- [What is needed]
Your task is to gather the lines below that hold the string "四口烧瓶中".
======== Record extracts
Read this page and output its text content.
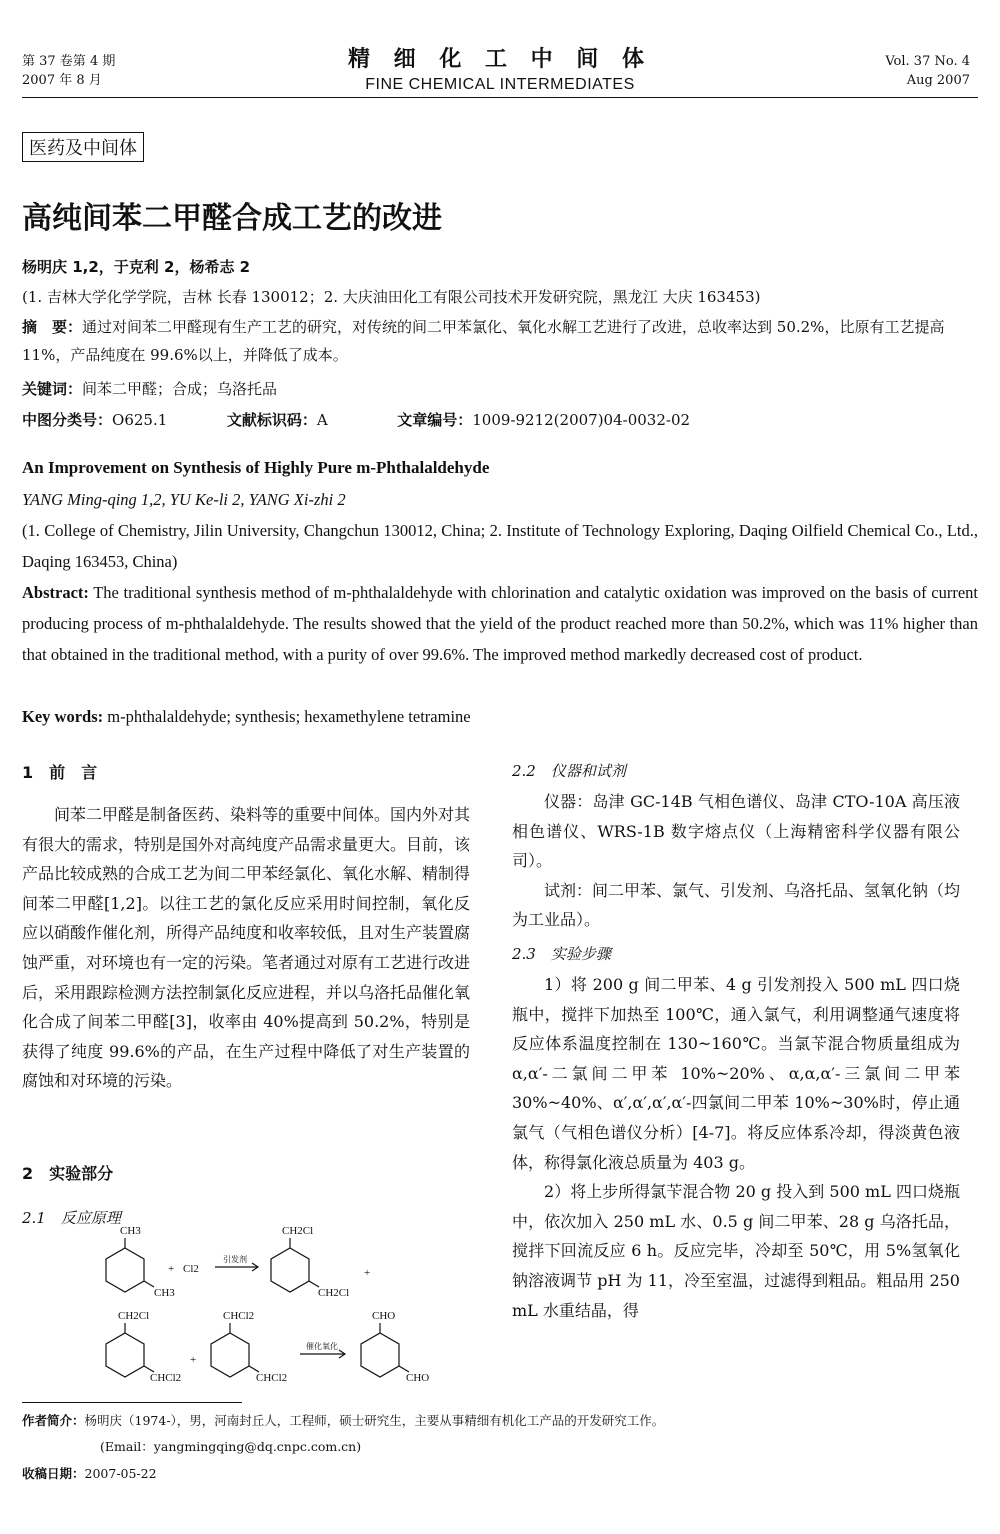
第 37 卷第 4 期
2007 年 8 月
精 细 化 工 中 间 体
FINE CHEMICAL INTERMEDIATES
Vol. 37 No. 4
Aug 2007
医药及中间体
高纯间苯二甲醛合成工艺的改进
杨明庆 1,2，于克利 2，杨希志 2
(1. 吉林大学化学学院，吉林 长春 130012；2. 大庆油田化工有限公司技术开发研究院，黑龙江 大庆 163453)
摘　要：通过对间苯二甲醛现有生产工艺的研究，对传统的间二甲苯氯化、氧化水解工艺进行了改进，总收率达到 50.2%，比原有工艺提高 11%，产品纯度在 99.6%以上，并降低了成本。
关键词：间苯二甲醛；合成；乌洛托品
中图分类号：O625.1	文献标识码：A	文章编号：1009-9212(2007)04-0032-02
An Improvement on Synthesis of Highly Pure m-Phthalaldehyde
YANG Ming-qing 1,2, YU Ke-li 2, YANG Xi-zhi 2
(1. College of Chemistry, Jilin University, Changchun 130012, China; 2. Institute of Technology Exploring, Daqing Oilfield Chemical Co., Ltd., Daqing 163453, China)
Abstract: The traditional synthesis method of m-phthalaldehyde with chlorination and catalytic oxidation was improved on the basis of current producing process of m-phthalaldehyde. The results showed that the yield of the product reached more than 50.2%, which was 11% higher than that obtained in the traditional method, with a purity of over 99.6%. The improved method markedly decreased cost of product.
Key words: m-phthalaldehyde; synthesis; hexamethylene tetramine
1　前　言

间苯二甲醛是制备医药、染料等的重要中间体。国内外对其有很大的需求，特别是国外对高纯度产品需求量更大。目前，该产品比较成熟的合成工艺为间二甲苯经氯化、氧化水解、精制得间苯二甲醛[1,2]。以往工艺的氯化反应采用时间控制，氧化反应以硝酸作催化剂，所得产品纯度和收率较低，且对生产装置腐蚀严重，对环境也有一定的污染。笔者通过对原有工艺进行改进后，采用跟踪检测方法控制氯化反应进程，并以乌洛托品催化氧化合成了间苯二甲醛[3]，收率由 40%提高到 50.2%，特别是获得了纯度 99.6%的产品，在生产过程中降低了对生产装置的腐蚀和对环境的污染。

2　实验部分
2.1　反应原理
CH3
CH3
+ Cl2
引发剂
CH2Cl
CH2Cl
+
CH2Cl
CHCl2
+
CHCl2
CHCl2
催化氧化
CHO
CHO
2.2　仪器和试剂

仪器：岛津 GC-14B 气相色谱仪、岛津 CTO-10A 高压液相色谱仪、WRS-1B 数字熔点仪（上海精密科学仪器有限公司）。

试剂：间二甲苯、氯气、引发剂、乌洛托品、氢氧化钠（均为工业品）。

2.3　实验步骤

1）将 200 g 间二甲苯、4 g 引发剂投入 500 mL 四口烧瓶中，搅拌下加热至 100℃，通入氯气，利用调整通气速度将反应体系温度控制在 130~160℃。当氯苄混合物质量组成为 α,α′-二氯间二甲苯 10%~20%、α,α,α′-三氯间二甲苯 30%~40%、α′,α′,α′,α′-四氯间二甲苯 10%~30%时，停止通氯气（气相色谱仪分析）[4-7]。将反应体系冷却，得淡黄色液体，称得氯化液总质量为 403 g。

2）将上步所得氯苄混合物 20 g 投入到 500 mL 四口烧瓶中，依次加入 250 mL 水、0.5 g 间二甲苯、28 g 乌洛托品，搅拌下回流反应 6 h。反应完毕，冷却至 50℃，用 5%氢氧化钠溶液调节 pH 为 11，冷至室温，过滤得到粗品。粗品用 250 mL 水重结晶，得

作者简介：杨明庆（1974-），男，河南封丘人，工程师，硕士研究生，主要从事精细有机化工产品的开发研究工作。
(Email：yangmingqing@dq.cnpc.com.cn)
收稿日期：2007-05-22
================
- [Solution for this exercise]
1）将 200 g 间二甲苯、4 g 引发剂投入 500 mL 四口烧瓶中，搅拌下加热至 100℃，通入氯气，利用调整通气速度将反应体系温度控制在 130~160℃。当氯苄混合物质量组成为 α,α′-二氯间二甲苯 10%~20%、α,α,α′-三氯间二甲苯 30%~40%、α′,α′,α′,α′-四氯间二甲苯 10%~30%时，停止通氯气（气相色谱仪分析）[4-7]。将反应体系冷却，得淡黄色液体，称得氯化液总质量为 403 g。
2）将上步所得氯苄混合物 20 g 投入到 500 mL 四口烧瓶中，依次加入 250 mL 水、0.5 g 间二甲苯、28 g 乌洛托品，搅拌下回流反应 6 h。反应完毕，冷却至 50℃，用 5%氢氧化钠溶液调节 pH 为 11，冷至室温，过滤得到粗品。粗品用 250 mL 水重结晶，得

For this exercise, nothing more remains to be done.